Work to be completed →
Determine the count of lines holding "Quantity" and give that count alone.

## Start Extracted entries

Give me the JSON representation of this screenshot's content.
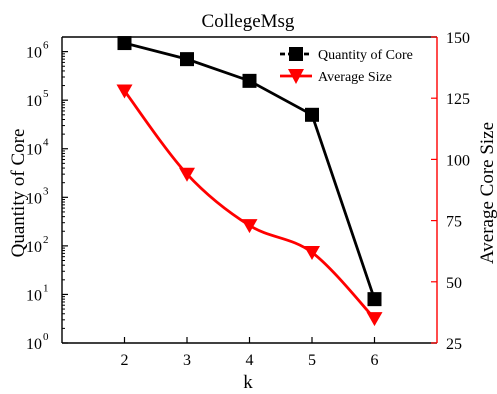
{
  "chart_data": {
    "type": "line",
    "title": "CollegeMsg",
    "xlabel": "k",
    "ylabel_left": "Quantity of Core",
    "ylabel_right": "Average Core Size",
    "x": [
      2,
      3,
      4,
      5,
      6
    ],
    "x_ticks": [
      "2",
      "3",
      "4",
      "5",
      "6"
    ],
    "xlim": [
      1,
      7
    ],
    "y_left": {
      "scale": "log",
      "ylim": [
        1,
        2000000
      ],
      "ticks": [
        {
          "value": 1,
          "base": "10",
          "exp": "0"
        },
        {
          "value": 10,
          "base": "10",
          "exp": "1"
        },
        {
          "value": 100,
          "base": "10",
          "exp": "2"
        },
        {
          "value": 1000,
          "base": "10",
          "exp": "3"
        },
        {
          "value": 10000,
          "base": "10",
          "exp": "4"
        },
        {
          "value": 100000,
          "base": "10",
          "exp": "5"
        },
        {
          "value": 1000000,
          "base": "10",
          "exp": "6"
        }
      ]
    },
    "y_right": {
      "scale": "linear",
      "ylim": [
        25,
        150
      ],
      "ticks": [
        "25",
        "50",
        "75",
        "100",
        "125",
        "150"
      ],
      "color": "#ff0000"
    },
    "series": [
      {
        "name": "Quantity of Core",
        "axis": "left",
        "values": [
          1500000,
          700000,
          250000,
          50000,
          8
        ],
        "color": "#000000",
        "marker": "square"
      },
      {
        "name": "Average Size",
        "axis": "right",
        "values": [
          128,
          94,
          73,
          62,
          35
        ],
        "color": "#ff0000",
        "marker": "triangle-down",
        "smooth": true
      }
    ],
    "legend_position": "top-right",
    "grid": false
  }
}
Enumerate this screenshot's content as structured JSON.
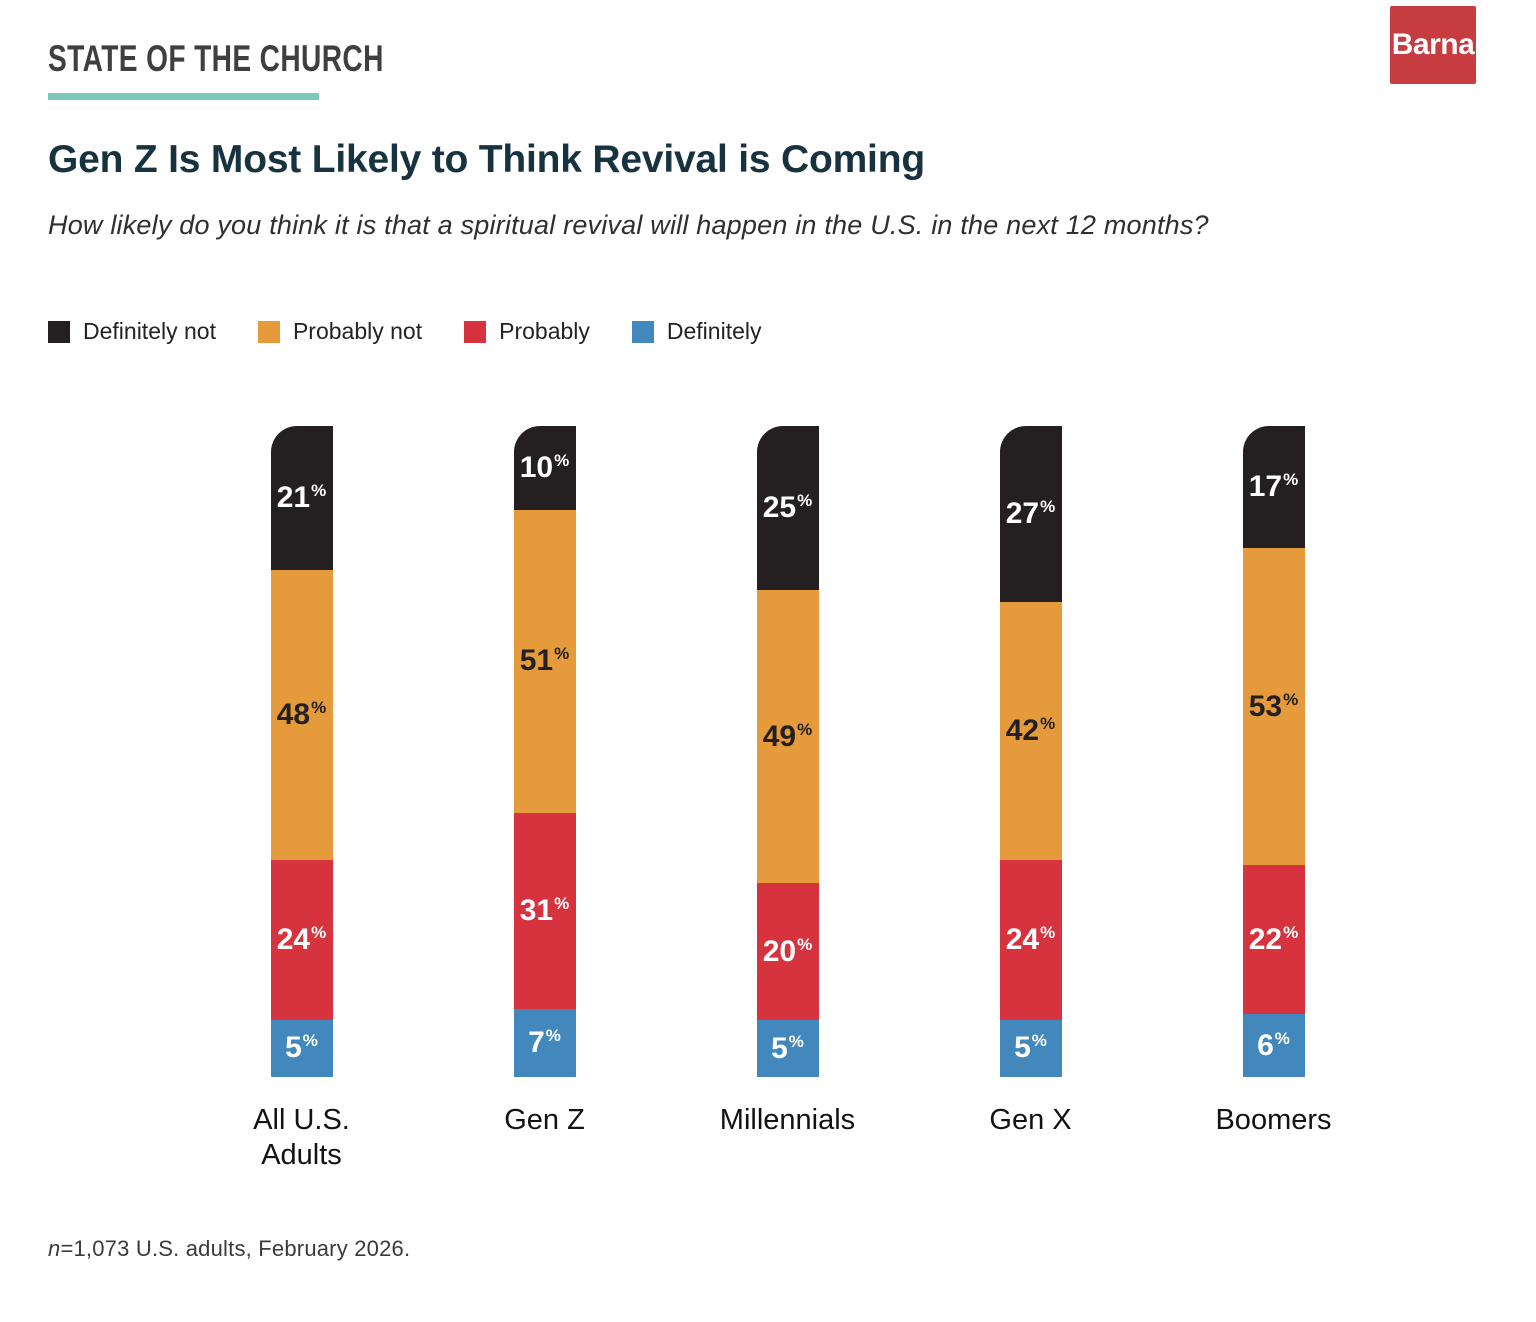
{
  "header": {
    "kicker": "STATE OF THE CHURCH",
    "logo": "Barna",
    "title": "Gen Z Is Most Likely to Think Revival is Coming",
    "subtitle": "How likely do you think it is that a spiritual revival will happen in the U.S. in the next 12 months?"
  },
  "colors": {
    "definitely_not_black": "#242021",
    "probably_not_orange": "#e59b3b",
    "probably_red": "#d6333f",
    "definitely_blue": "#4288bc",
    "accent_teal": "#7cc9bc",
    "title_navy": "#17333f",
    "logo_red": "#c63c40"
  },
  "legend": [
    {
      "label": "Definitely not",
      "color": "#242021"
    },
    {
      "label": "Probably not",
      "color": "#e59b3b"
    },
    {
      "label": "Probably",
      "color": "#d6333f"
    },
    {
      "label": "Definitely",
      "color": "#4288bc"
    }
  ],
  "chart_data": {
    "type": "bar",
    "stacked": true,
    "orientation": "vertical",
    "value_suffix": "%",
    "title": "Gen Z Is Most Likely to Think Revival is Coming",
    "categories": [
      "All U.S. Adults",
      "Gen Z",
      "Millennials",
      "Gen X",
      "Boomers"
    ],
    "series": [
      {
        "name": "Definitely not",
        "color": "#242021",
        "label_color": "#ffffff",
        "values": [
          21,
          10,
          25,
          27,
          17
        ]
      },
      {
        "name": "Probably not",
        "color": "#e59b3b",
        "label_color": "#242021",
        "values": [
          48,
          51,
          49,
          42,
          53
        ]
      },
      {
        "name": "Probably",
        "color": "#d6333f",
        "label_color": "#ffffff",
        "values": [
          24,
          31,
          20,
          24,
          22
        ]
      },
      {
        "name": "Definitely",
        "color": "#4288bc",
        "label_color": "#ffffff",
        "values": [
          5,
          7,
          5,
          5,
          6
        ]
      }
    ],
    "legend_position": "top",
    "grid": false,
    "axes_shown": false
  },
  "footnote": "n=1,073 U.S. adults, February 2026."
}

## End Extracted entries
## Start Extracted entries

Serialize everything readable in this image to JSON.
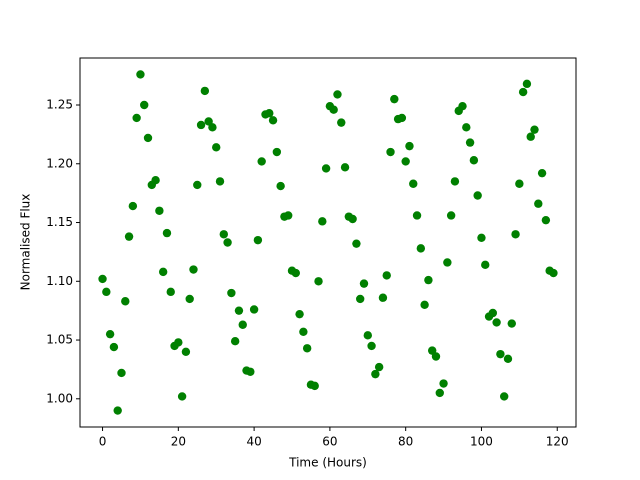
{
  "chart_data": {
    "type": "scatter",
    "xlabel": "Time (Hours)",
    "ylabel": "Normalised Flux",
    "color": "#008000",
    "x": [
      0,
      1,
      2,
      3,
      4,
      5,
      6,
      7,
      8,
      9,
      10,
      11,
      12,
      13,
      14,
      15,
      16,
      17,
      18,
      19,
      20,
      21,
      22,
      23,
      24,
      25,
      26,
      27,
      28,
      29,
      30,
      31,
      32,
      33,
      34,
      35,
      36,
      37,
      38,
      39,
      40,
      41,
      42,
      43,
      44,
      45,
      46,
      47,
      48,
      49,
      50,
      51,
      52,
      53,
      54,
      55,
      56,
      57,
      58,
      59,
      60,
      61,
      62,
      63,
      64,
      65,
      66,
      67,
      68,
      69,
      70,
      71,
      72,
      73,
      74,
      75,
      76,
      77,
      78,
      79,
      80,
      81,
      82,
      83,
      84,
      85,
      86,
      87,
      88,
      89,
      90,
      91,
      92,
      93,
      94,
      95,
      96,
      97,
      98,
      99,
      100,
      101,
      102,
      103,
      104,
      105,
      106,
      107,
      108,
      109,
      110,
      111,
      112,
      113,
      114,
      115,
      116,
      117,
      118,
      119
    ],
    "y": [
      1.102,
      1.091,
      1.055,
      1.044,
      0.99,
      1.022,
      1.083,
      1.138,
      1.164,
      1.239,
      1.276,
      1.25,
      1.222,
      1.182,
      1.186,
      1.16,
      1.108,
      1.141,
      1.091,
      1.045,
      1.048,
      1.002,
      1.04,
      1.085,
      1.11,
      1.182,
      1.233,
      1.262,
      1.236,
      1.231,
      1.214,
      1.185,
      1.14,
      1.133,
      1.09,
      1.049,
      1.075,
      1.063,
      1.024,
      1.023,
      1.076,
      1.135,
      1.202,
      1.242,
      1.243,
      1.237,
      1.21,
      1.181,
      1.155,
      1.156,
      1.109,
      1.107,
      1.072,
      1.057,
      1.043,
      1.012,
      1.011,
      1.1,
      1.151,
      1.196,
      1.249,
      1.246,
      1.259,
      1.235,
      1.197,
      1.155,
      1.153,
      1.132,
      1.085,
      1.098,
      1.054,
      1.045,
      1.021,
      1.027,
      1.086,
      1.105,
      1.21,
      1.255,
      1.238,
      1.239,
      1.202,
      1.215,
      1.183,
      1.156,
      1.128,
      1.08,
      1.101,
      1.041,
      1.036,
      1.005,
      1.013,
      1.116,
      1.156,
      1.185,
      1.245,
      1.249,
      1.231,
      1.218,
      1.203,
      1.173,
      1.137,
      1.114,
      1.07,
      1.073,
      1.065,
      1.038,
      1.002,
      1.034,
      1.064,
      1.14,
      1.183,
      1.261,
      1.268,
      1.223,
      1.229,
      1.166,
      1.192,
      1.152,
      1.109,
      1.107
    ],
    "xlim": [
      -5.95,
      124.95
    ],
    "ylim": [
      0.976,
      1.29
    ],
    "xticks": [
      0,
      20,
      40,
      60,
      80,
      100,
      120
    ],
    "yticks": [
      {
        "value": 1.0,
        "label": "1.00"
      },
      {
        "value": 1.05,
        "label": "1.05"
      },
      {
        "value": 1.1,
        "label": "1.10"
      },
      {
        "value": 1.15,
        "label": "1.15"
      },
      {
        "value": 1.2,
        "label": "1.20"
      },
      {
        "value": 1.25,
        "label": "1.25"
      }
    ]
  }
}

## End Extracted entries

Worked solution →
2